Request: Reproduce the data below line for line, leaving every character unchanged.

Records supplied:
---

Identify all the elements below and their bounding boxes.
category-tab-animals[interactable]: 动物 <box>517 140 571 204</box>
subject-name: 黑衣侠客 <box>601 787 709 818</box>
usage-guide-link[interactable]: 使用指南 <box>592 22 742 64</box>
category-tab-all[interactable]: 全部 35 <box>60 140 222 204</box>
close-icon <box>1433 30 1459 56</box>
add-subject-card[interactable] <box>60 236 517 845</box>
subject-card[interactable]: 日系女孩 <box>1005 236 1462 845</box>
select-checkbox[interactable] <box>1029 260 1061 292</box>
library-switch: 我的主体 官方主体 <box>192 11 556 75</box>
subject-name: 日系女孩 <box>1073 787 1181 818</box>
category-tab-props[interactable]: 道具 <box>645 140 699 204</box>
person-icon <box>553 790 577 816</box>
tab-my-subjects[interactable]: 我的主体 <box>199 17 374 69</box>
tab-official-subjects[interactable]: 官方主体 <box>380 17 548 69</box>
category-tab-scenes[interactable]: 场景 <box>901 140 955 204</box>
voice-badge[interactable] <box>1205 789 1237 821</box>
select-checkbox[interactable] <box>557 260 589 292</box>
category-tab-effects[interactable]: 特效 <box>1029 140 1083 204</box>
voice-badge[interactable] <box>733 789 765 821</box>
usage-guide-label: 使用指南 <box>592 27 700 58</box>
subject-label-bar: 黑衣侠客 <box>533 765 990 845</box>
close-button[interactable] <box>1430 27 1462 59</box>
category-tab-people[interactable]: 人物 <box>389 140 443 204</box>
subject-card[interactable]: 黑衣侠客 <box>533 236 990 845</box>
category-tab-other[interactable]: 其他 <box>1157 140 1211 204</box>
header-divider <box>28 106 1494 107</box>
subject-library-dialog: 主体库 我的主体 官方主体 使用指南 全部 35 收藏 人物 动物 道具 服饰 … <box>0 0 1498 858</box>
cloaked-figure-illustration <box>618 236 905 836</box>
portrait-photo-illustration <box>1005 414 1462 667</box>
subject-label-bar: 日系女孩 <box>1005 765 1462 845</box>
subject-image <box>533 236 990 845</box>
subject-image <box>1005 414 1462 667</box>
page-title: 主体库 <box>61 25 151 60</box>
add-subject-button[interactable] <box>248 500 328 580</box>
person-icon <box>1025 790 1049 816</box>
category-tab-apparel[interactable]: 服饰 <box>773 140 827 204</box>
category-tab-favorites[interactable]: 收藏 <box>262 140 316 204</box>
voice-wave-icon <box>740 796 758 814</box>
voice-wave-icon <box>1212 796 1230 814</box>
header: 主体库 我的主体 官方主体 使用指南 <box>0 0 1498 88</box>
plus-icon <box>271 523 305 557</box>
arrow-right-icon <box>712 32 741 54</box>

---

Reply to the task:
Identify all the elements below and their bounding boxes.
category-tab-animals[interactable]: 动物 <box>517 140 571 204</box>
subject-name: 黑衣侠客 <box>601 787 709 818</box>
usage-guide-link[interactable]: 使用指南 <box>592 22 742 64</box>
category-tab-all[interactable]: 全部 35 <box>60 140 222 204</box>
close-icon <box>1433 30 1459 56</box>
add-subject-card[interactable] <box>60 236 517 845</box>
subject-card[interactable]: 日系女孩 <box>1005 236 1462 845</box>
select-checkbox[interactable] <box>1029 260 1061 292</box>
library-switch: 我的主体 官方主体 <box>192 11 556 75</box>
subject-name: 日系女孩 <box>1073 787 1181 818</box>
category-tab-props[interactable]: 道具 <box>645 140 699 204</box>
person-icon <box>553 790 577 816</box>
tab-my-subjects[interactable]: 我的主体 <box>199 17 374 69</box>
tab-official-subjects[interactable]: 官方主体 <box>380 17 548 69</box>
category-tab-scenes[interactable]: 场景 <box>901 140 955 204</box>
voice-badge[interactable] <box>1205 789 1237 821</box>
select-checkbox[interactable] <box>557 260 589 292</box>
category-tab-effects[interactable]: 特效 <box>1029 140 1083 204</box>
voice-badge[interactable] <box>733 789 765 821</box>
usage-guide-label: 使用指南 <box>592 27 700 58</box>
subject-label-bar: 黑衣侠客 <box>533 765 990 845</box>
close-button[interactable] <box>1430 27 1462 59</box>
category-tab-people[interactable]: 人物 <box>389 140 443 204</box>
subject-card[interactable]: 黑衣侠客 <box>533 236 990 845</box>
category-tab-other[interactable]: 其他 <box>1157 140 1211 204</box>
header-divider <box>28 106 1494 107</box>
subject-library-dialog: 主体库 我的主体 官方主体 使用指南 全部 35 收藏 人物 动物 道具 服饰 … <box>0 0 1498 858</box>
cloaked-figure-illustration <box>618 236 905 836</box>
portrait-photo-illustration <box>1005 414 1462 667</box>
subject-label-bar: 日系女孩 <box>1005 765 1462 845</box>
subject-image <box>533 236 990 845</box>
subject-image <box>1005 414 1462 667</box>
page-title: 主体库 <box>61 25 151 60</box>
add-subject-button[interactable] <box>248 500 328 580</box>
person-icon <box>1025 790 1049 816</box>
category-tab-apparel[interactable]: 服饰 <box>773 140 827 204</box>
category-tab-favorites[interactable]: 收藏 <box>262 140 316 204</box>
voice-wave-icon <box>740 796 758 814</box>
voice-wave-icon <box>1212 796 1230 814</box>
header: 主体库 我的主体 官方主体 使用指南 <box>0 0 1498 88</box>
plus-icon <box>271 523 305 557</box>
arrow-right-icon <box>712 32 741 54</box>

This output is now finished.